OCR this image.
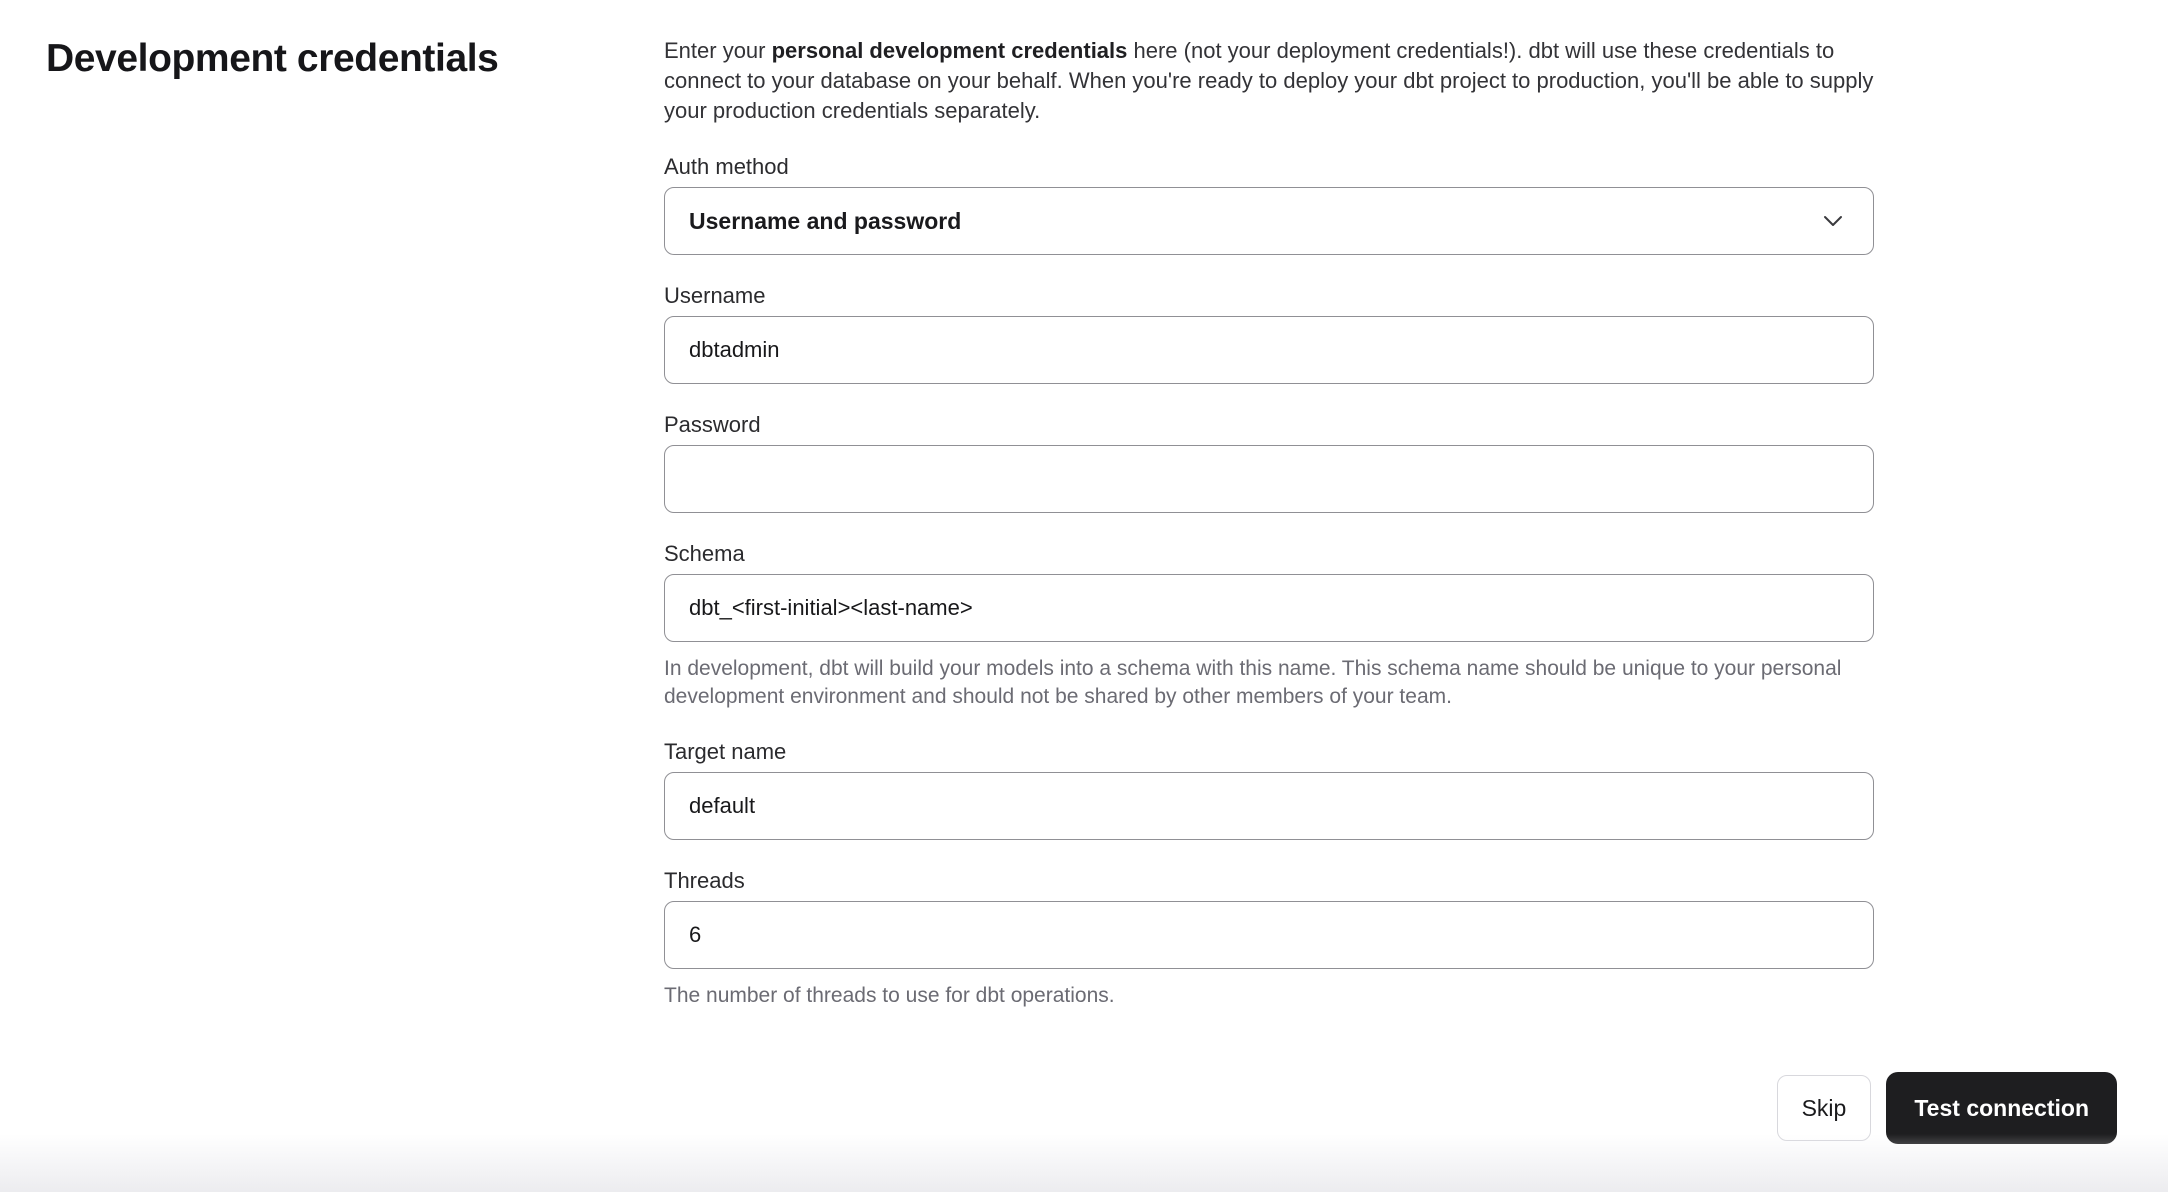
Development credentials	Enter your personal development credentials here (not your deployment credentials!). dbt will use these credentials to connect to your database on your behalf. When you're ready to deploy your dbt project to production, you'll be able to supply your production credentials separately.

Auth method
Username and password
Username
dbtadmin
Password
Schema
dbt_<first-initial><last-name>

In development, dbt will build your models into a schema with this name. This schema name should be unique to your personal development environment and should not be shared by other members of your team.

Target name
default
Threads
6

The number of threads to use for dbt operations.

Skip	Test connection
************
Collect, from the material above, every line containing the word "your".

-- RESULT OF THE TASK --
Development credentials	Enter your personal development credentials here (not your deployment credentials!). dbt will use these credentials to connect to your database on your behalf. When you're ready to deploy your dbt project to production, you'll be able to supply your production credentials separately.
In development, dbt will build your models into a schema with this name. This schema name should be unique to your personal development environment and should not be shared by other members of your team.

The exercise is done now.